Given request A: Rewrite the listing from its first line through the line containing "x-tick-label: 2011 [379, 751, 445, 781]", changing every "data-label" to "value-label" and leaving everything else as it stands.

Text:
Chris Chris - 3 months ago 18
R Question

R: How to calculate and sort two variables with a for loop

I want to perform an IDW cross-validation and find out which "power"-value gives the smallest RMSE. In order to do this, I want to store the "power" and "RMSE"-values in a list and sort them by the smallest RMSE, for example

I'd like something like this:

RMSE Power
[1,] 1.230 2.5
[2,] 1.464 1.5
[3,] 1.698 2.0
[4,] 1.932 3.0


What I have so far is this:

require(sp)
require(gstat)
data("meuse")

#### create grid:
pixels <- 500 #define resolution
#define extent
raster.grd <- expand.grid(x=seq(floor(min(x=meuse$x)),
ceiling(max(x=meuse$x)),
length.out=pixels),
y=seq(floor(min(y=meuse$y)),
ceiling(max(y=meuse$y)),
length.out=pixels))

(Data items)

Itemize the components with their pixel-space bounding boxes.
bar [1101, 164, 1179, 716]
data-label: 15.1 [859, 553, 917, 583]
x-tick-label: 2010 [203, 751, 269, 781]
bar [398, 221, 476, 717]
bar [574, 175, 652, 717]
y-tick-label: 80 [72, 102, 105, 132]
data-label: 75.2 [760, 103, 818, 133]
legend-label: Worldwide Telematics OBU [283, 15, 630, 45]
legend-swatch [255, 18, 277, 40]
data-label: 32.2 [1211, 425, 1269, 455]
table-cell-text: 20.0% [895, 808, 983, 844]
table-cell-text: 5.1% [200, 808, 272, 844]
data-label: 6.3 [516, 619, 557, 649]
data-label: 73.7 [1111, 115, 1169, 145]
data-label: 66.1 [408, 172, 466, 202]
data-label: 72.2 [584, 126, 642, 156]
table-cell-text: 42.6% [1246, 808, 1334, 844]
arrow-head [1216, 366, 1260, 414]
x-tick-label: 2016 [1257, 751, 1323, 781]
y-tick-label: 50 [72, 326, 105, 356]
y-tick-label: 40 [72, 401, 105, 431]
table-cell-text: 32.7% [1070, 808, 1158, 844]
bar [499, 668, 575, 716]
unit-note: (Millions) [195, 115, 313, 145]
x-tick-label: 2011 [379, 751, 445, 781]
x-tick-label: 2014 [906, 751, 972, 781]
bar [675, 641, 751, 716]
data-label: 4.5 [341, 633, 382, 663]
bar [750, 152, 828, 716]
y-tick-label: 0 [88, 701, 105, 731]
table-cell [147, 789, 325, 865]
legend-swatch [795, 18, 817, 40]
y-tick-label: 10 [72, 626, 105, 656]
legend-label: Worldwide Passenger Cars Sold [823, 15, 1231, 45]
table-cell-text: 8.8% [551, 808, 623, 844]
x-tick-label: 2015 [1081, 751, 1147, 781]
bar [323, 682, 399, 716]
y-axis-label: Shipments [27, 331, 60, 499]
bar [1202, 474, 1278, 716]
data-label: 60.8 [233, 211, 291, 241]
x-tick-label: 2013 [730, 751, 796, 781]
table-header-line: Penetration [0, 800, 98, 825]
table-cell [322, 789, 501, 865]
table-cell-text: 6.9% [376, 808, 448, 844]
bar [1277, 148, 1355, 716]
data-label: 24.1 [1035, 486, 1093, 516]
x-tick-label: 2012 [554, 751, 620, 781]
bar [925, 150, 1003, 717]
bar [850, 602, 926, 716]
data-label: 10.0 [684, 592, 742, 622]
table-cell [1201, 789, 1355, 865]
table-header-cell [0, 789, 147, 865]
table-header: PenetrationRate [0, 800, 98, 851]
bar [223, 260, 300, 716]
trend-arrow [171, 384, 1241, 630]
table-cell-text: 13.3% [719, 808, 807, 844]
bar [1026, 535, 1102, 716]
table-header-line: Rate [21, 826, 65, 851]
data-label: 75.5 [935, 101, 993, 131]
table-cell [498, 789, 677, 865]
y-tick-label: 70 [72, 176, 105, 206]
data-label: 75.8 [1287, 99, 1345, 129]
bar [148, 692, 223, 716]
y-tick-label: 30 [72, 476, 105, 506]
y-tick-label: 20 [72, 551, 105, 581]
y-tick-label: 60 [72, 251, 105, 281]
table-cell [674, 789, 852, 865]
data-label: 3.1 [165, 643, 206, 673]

Given request B: Translate this sentence from the forum post into Spanish: "I want to perform an IDW cross-validation and find out which "power"-value gives the smallest RMSE."

Task result A:
Itemize the components with their pixel-space bounding boxes.
bar [1101, 164, 1179, 716]
value-label: 15.1 [859, 553, 917, 583]
x-tick-label: 2010 [203, 751, 269, 781]
bar [398, 221, 476, 717]
bar [574, 175, 652, 717]
y-tick-label: 80 [72, 102, 105, 132]
value-label: 75.2 [760, 103, 818, 133]
legend-label: Worldwide Telematics OBU [283, 15, 630, 45]
legend-swatch [255, 18, 277, 40]
value-label: 32.2 [1211, 425, 1269, 455]
table-cell-text: 20.0% [895, 808, 983, 844]
table-cell-text: 5.1% [200, 808, 272, 844]
value-label: 6.3 [516, 619, 557, 649]
value-label: 73.7 [1111, 115, 1169, 145]
value-label: 66.1 [408, 172, 466, 202]
value-label: 72.2 [584, 126, 642, 156]
table-cell-text: 42.6% [1246, 808, 1334, 844]
arrow-head [1216, 366, 1260, 414]
x-tick-label: 2016 [1257, 751, 1323, 781]
y-tick-label: 50 [72, 326, 105, 356]
y-tick-label: 40 [72, 401, 105, 431]
table-cell-text: 32.7% [1070, 808, 1158, 844]
bar [499, 668, 575, 716]
unit-note: (Millions) [195, 115, 313, 145]
x-tick-label: 2011 [379, 751, 445, 781]

Task result B: Quiero realizar una validación cruzada IDW y averiguar qué valor de "power" da el RMSE más pequeño.